▶ [AIM]: Emit the entire listing verbatim.

▶ [INPUT DATA]:
Start
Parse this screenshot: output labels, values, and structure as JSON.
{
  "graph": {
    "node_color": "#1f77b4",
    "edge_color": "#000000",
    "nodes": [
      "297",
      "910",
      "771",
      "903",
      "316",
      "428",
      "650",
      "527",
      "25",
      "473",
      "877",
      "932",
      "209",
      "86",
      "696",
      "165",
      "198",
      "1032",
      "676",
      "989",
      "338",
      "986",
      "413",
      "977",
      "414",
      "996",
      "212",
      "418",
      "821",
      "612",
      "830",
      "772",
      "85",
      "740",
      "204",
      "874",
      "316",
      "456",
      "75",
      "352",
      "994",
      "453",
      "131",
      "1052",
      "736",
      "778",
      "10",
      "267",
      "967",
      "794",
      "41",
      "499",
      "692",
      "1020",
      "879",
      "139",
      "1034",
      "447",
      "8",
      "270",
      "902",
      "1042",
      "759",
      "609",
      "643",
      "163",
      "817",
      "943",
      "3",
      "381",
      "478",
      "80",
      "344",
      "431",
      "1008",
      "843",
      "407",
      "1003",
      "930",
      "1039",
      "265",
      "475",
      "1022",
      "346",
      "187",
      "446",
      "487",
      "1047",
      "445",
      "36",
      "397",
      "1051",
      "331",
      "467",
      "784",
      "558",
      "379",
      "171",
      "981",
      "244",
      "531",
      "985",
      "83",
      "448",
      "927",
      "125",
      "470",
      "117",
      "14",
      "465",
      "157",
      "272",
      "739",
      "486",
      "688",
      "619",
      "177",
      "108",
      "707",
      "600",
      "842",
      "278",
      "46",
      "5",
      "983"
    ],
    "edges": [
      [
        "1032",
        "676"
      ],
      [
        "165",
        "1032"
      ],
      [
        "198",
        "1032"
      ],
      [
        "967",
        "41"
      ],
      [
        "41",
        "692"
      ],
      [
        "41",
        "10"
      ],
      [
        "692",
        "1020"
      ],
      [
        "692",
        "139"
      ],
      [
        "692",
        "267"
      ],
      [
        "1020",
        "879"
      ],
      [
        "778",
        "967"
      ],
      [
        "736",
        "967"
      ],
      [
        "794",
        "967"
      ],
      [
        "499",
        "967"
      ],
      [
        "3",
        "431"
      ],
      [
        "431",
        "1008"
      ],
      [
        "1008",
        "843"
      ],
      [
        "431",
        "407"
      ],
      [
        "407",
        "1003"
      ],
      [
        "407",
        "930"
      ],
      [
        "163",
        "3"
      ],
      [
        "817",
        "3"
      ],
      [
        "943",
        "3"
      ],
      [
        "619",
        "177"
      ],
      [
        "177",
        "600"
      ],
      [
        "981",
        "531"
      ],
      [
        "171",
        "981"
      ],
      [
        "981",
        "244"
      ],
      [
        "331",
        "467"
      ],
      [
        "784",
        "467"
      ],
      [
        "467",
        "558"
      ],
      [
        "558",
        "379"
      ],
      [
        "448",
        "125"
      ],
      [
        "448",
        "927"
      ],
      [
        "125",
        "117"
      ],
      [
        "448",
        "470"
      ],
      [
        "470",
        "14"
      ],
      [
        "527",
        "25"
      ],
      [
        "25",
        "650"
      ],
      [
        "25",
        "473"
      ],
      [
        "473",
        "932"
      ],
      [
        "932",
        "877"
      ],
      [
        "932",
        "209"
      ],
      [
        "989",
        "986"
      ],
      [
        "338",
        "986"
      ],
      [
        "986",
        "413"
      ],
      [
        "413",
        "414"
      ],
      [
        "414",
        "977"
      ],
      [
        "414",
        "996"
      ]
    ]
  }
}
End
▶ [TASK RESPONSE]:
Parse this screenshot: output labels, values, and structure as JSON.
{
  "graph": {
    "node_color": "#1f77b4",
    "edge_color": "#000000",
    "nodes": [
      "297",
      "910",
      "771",
      "903",
      "316",
      "428",
      "650",
      "527",
      "25",
      "473",
      "877",
      "932",
      "209",
      "86",
      "696",
      "165",
      "198",
      "1032",
      "676",
      "989",
      "338",
      "986",
      "413",
      "977",
      "414",
      "996",
      "212",
      "418",
      "821",
      "612",
      "830",
      "772",
      "85",
      "740",
      "204",
      "874",
      "316",
      "456",
      "75",
      "352",
      "994",
      "453",
      "131",
      "1052",
      "736",
      "778",
      "10",
      "267",
      "967",
      "794",
      "41",
      "499",
      "692",
      "1020",
      "879",
      "139",
      "1034",
      "447",
      "8",
      "270",
      "902",
      "1042",
      "759",
      "609",
      "643",
      "163",
      "817",
      "943",
      "3",
      "381",
      "478",
      "80",
      "344",
      "431",
      "1008",
      "843",
      "407",
      "1003",
      "930",
      "1039",
      "265",
      "475",
      "1022",
      "346",
      "187",
      "446",
      "487",
      "1047",
      "445",
      "36",
      "397",
      "1051",
      "331",
      "467",
      "784",
      "558",
      "379",
      "171",
      "981",
      "244",
      "531",
      "985",
      "83",
      "448",
      "927",
      "125",
      "470",
      "117",
      "14",
      "465",
      "157",
      "272",
      "739",
      "486",
      "688",
      "619",
      "177",
      "108",
      "707",
      "600",
      "842",
      "278",
      "46",
      "5",
      "983"
    ],
    "edges": [
      [
        "1032",
        "676"
      ],
      [
        "165",
        "1032"
      ],
      [
        "198",
        "1032"
      ],
      [
        "967",
        "41"
      ],
      [
        "41",
        "692"
      ],
      [
        "41",
        "10"
      ],
      [
        "692",
        "1020"
      ],
      [
        "692",
        "139"
      ],
      [
        "692",
        "267"
      ],
      [
        "1020",
        "879"
      ],
      [
        "778",
        "967"
      ],
      [
        "736",
        "967"
      ],
      [
        "794",
        "967"
      ],
      [
        "499",
        "967"
      ],
      [
        "3",
        "431"
      ],
      [
        "431",
        "1008"
      ],
      [
        "1008",
        "843"
      ],
      [
        "431",
        "407"
      ],
      [
        "407",
        "1003"
      ],
      [
        "407",
        "930"
      ],
      [
        "163",
        "3"
      ],
      [
        "817",
        "3"
      ],
      [
        "943",
        "3"
      ],
      [
        "619",
        "177"
      ],
      [
        "177",
        "600"
      ],
      [
        "981",
        "531"
      ],
      [
        "171",
        "981"
      ],
      [
        "981",
        "244"
      ],
      [
        "331",
        "467"
      ],
      [
        "784",
        "467"
      ],
      [
        "467",
        "558"
      ],
      [
        "558",
        "379"
      ],
      [
        "448",
        "125"
      ],
      [
        "448",
        "927"
      ],
      [
        "125",
        "117"
      ],
      [
        "448",
        "470"
      ],
      [
        "470",
        "14"
      ],
      [
        "527",
        "25"
      ],
      [
        "25",
        "650"
      ],
      [
        "25",
        "473"
      ],
      [
        "473",
        "932"
      ],
      [
        "932",
        "877"
      ],
      [
        "932",
        "209"
      ],
      [
        "989",
        "986"
      ],
      [
        "338",
        "986"
      ],
      [
        "986",
        "413"
      ],
      [
        "413",
        "414"
      ],
      [
        "414",
        "977"
      ],
      [
        "414",
        "996"
      ]
    ]
  }
}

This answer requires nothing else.